What is asked: Each entry below should be reproduced character for character.

*** Data excerpts ***

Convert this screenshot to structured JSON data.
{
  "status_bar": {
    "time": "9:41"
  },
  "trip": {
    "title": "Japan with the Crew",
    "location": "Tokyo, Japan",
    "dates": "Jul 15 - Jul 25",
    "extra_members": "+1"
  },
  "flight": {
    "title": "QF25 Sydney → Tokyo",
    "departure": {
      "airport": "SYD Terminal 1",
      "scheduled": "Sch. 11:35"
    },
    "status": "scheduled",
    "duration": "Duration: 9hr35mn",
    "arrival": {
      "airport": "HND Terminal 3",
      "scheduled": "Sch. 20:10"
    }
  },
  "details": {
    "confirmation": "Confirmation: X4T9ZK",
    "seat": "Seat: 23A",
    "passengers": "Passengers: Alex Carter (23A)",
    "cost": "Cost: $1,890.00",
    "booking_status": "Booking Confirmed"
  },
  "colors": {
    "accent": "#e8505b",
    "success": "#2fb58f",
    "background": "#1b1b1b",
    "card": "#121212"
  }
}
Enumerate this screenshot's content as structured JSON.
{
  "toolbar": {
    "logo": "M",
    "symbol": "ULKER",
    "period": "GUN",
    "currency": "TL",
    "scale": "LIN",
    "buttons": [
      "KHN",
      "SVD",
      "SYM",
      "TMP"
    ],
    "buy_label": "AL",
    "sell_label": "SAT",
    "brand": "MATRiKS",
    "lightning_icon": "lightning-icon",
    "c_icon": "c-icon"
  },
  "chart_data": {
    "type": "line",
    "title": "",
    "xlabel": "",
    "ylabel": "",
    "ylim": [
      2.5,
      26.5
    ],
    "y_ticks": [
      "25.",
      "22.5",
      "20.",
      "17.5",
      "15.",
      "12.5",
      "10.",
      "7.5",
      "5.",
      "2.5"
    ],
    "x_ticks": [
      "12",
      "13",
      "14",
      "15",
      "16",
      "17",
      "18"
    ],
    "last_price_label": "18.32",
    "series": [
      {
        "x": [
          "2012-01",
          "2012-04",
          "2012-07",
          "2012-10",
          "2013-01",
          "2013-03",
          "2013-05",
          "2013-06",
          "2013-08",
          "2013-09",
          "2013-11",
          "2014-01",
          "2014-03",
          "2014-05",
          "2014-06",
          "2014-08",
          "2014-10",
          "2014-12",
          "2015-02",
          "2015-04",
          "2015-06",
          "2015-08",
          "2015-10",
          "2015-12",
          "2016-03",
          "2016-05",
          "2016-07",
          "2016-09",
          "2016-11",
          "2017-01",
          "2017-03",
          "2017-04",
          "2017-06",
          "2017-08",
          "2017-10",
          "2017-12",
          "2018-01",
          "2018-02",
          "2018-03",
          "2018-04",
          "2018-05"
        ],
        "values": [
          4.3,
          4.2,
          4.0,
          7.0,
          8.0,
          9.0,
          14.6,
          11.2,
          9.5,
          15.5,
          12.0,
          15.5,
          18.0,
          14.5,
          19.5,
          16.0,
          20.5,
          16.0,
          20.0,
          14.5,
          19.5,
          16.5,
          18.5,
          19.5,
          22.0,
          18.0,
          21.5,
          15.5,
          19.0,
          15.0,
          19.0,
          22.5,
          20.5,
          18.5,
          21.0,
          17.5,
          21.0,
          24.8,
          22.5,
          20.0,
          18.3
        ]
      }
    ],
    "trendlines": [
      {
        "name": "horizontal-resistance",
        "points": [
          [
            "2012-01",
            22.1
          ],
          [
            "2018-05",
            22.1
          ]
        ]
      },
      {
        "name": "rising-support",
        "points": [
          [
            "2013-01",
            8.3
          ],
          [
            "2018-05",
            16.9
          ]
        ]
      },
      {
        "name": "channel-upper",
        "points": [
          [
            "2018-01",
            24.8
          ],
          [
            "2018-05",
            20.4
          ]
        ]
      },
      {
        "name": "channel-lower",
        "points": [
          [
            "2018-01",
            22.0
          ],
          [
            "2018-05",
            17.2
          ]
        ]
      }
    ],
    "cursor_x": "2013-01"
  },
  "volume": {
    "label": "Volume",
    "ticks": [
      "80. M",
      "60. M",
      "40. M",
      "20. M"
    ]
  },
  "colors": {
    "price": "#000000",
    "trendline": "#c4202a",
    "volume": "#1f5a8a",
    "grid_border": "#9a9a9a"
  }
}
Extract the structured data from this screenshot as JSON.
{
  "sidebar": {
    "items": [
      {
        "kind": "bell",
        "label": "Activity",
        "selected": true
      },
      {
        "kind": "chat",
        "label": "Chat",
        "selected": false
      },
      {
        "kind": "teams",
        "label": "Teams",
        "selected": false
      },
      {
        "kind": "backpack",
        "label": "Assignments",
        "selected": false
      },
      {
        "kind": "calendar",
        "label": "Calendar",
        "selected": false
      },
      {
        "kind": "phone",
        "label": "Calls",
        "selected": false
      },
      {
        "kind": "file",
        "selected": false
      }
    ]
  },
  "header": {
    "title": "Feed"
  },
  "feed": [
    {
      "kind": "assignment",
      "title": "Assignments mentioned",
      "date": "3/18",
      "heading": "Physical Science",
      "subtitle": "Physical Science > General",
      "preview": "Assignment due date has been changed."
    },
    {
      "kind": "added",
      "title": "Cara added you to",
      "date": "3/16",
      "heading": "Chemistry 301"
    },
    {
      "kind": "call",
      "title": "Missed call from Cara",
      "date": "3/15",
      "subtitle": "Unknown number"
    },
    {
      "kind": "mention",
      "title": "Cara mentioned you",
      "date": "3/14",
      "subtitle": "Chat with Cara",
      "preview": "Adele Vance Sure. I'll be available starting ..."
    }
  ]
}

***

Solution for this problem:
Convert this screenshot to structured JSON data.
{
  "status_bar": {
    "time": "9:41"
  },
  "trip": {
    "title": "Japan with the Crew",
    "location": "Tokyo, Japan",
    "dates": "Jul 15 - Jul 25",
    "extra_members": "+1"
  },
  "flight": {
    "title": "QF25 Sydney → Tokyo",
    "departure": {
      "airport": "SYD Terminal 1",
      "scheduled": "Sch. 11:35"
    },
    "status": "scheduled",
    "duration": "Duration: 9hr35mn",
    "arrival": {
      "airport": "HND Terminal 3",
      "scheduled": "Sch. 20:10"
    }
  },
  "details": {
    "confirmation": "Confirmation: X4T9ZK",
    "seat": "Seat: 23A",
    "passengers": "Passengers: Alex Carter (23A)",
    "cost": "Cost: $1,890.00",
    "booking_status": "Booking Confirmed"
  },
  "colors": {
    "accent": "#e8505b",
    "success": "#2fb58f",
    "background": "#1b1b1b",
    "card": "#121212"
  }
}
Enumerate this screenshot's content as structured JSON.
{
  "toolbar": {
    "logo": "M",
    "symbol": "ULKER",
    "period": "GUN",
    "currency": "TL",
    "scale": "LIN",
    "buttons": [
      "KHN",
      "SVD",
      "SYM",
      "TMP"
    ],
    "buy_label": "AL",
    "sell_label": "SAT",
    "brand": "MATRiKS",
    "lightning_icon": "lightning-icon",
    "c_icon": "c-icon"
  },
  "chart_data": {
    "type": "line",
    "title": "",
    "xlabel": "",
    "ylabel": "",
    "ylim": [
      2.5,
      26.5
    ],
    "y_ticks": [
      "25.",
      "22.5",
      "20.",
      "17.5",
      "15.",
      "12.5",
      "10.",
      "7.5",
      "5.",
      "2.5"
    ],
    "x_ticks": [
      "12",
      "13",
      "14",
      "15",
      "16",
      "17",
      "18"
    ],
    "last_price_label": "18.32",
    "series": [
      {
        "x": [
          "2012-01",
          "2012-04",
          "2012-07",
          "2012-10",
          "2013-01",
          "2013-03",
          "2013-05",
          "2013-06",
          "2013-08",
          "2013-09",
          "2013-11",
          "2014-01",
          "2014-03",
          "2014-05",
          "2014-06",
          "2014-08",
          "2014-10",
          "2014-12",
          "2015-02",
          "2015-04",
          "2015-06",
          "2015-08",
          "2015-10",
          "2015-12",
          "2016-03",
          "2016-05",
          "2016-07",
          "2016-09",
          "2016-11",
          "2017-01",
          "2017-03",
          "2017-04",
          "2017-06",
          "2017-08",
          "2017-10",
          "2017-12",
          "2018-01",
          "2018-02",
          "2018-03",
          "2018-04",
          "2018-05"
        ],
        "values": [
          4.3,
          4.2,
          4.0,
          7.0,
          8.0,
          9.0,
          14.6,
          11.2,
          9.5,
          15.5,
          12.0,
          15.5,
          18.0,
          14.5,
          19.5,
          16.0,
          20.5,
          16.0,
          20.0,
          14.5,
          19.5,
          16.5,
          18.5,
          19.5,
          22.0,
          18.0,
          21.5,
          15.5,
          19.0,
          15.0,
          19.0,
          22.5,
          20.5,
          18.5,
          21.0,
          17.5,
          21.0,
          24.8,
          22.5,
          20.0,
          18.3
        ]
      }
    ],
    "trendlines": [
      {
        "name": "horizontal-resistance",
        "points": [
          [
            "2012-01",
            22.1
          ],
          [
            "2018-05",
            22.1
          ]
        ]
      },
      {
        "name": "rising-support",
        "points": [
          [
            "2013-01",
            8.3
          ],
          [
            "2018-05",
            16.9
          ]
        ]
      },
      {
        "name": "channel-upper",
        "points": [
          [
            "2018-01",
            24.8
          ],
          [
            "2018-05",
            20.4
          ]
        ]
      },
      {
        "name": "channel-lower",
        "points": [
          [
            "2018-01",
            22.0
          ],
          [
            "2018-05",
            17.2
          ]
        ]
      }
    ],
    "cursor_x": "2013-01"
  },
  "volume": {
    "label": "Volume",
    "ticks": [
      "80. M",
      "60. M",
      "40. M",
      "20. M"
    ]
  },
  "colors": {
    "price": "#000000",
    "trendline": "#c4202a",
    "volume": "#1f5a8a",
    "grid_border": "#9a9a9a"
  }
}
Extract the structured data from this screenshot as JSON.
{
  "sidebar": {
    "items": [
      {
        "kind": "bell",
        "label": "Activity",
        "selected": true
      },
      {
        "kind": "chat",
        "label": "Chat",
        "selected": false
      },
      {
        "kind": "teams",
        "label": "Teams",
        "selected": false
      },
      {
        "kind": "backpack",
        "label": "Assignments",
        "selected": false
      },
      {
        "kind": "calendar",
        "label": "Calendar",
        "selected": false
      },
      {
        "kind": "phone",
        "label": "Calls",
        "selected": false
      },
      {
        "kind": "file",
        "selected": false
      }
    ]
  },
  "header": {
    "title": "Feed"
  },
  "feed": [
    {
      "kind": "assignment",
      "title": "Assignments mentioned",
      "date": "3/18",
      "heading": "Physical Science",
      "subtitle": "Physical Science > General",
      "preview": "Assignment due date has been changed."
    },
    {
      "kind": "added",
      "title": "Cara added you to",
      "date": "3/16",
      "heading": "Chemistry 301"
    },
    {
      "kind": "call",
      "title": "Missed call from Cara",
      "date": "3/15",
      "subtitle": "Unknown number"
    },
    {
      "kind": "mention",
      "title": "Cara mentioned you",
      "date": "3/14",
      "subtitle": "Chat with Cara",
      "preview": "Adele Vance Sure. I'll be available starting ..."
    }
  ]
}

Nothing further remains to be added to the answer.